— BEGIN Task material —
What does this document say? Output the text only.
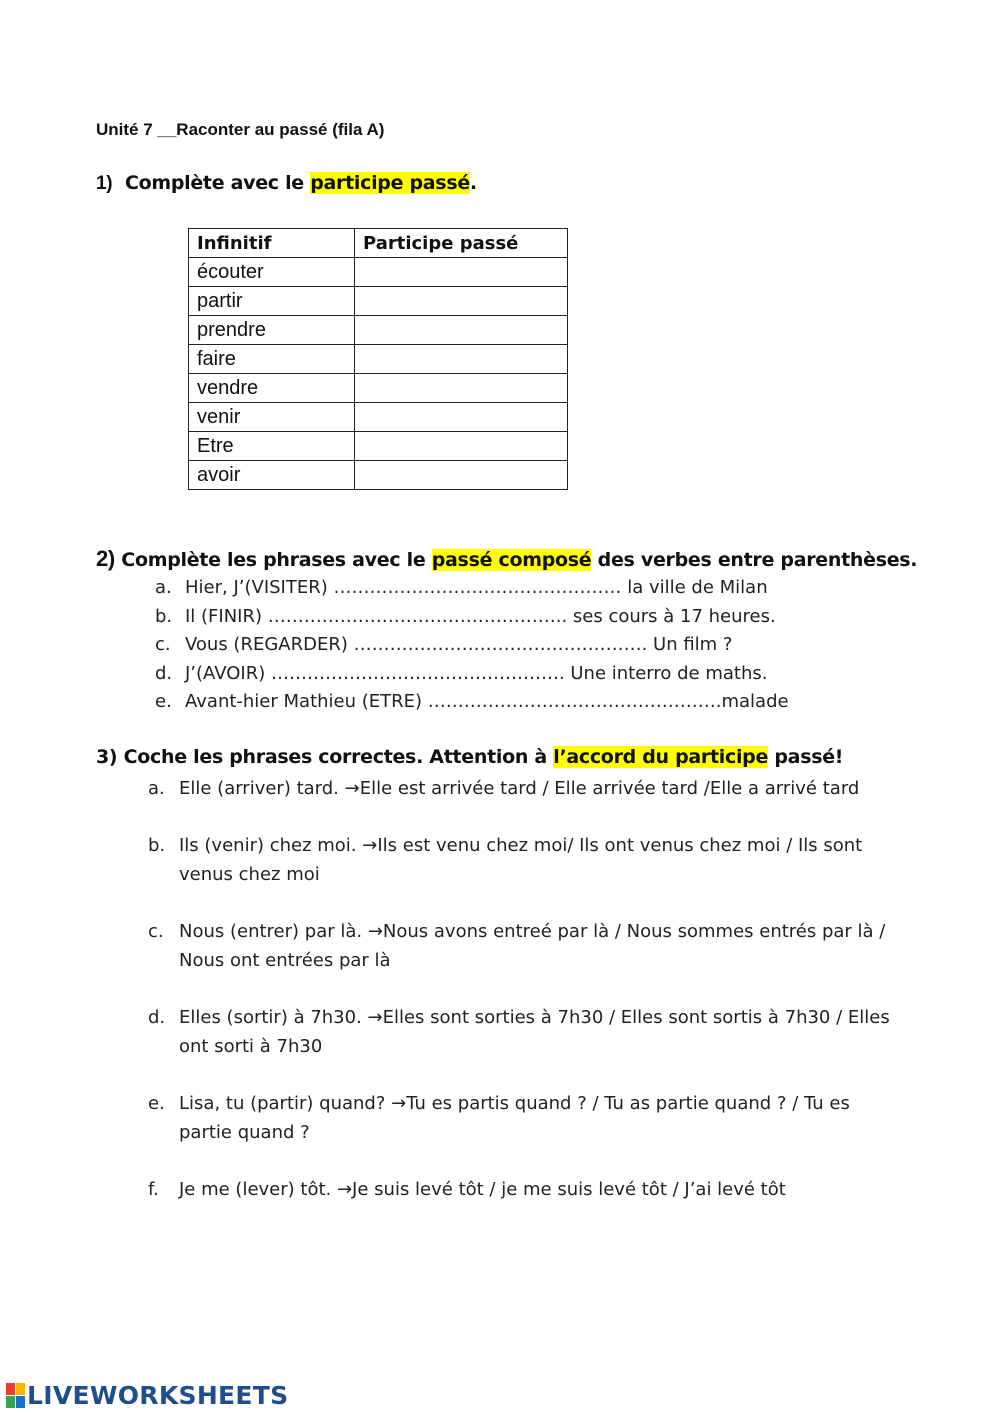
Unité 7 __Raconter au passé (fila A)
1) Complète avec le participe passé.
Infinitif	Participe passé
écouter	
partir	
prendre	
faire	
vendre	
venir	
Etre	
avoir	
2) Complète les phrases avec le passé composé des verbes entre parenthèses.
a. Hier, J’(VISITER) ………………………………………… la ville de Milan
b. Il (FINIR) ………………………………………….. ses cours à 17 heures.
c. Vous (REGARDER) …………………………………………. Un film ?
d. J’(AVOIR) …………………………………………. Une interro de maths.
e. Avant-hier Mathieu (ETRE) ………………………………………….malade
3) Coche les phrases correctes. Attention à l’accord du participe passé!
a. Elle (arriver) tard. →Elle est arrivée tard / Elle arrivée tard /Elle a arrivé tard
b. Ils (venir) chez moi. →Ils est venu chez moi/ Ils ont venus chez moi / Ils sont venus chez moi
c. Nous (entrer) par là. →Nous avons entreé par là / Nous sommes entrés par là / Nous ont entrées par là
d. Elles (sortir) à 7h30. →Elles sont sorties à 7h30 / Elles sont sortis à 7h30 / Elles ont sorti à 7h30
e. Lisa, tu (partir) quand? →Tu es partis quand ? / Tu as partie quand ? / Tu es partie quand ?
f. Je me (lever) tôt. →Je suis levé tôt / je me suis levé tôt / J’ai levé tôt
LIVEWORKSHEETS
— END Task material —
Stated goal
Copy the whole listing above word for word but do not carry over the pictures.

Response to this task
What does this document say? Output the text only.
Unité 7 __Raconter au passé (fila A)
1) Complète avec le participe passé.
Infinitif	Participe passé
écouter	
partir	
prendre	
faire	
vendre	
venir	
Etre	
avoir	
2) Complète les phrases avec le passé composé des verbes entre parenthèses.
a. Hier, J’(VISITER) ………………………………………… la ville de Milan
b. Il (FINIR) ………………………………………….. ses cours à 17 heures.
c. Vous (REGARDER) …………………………………………. Un film ?
d. J’(AVOIR) …………………………………………. Une interro de maths.
e. Avant-hier Mathieu (ETRE) ………………………………………….malade
3) Coche les phrases correctes. Attention à l’accord du participe passé!
a. Elle (arriver) tard. →Elle est arrivée tard / Elle arrivée tard /Elle a arrivé tard
b. Ils (venir) chez moi. →Ils est venu chez moi/ Ils ont venus chez moi / Ils sont venus chez moi
c. Nous (entrer) par là. →Nous avons entreé par là / Nous sommes entrés par là / Nous ont entrées par là
d. Elles (sortir) à 7h30. →Elles sont sorties à 7h30 / Elles sont sortis à 7h30 / Elles ont sorti à 7h30
e. Lisa, tu (partir) quand? →Tu es partis quand ? / Tu as partie quand ? / Tu es partie quand ?
f. Je me (lever) tôt. →Je suis levé tôt / je me suis levé tôt / J’ai levé tôt
LIVEWORKSHEETS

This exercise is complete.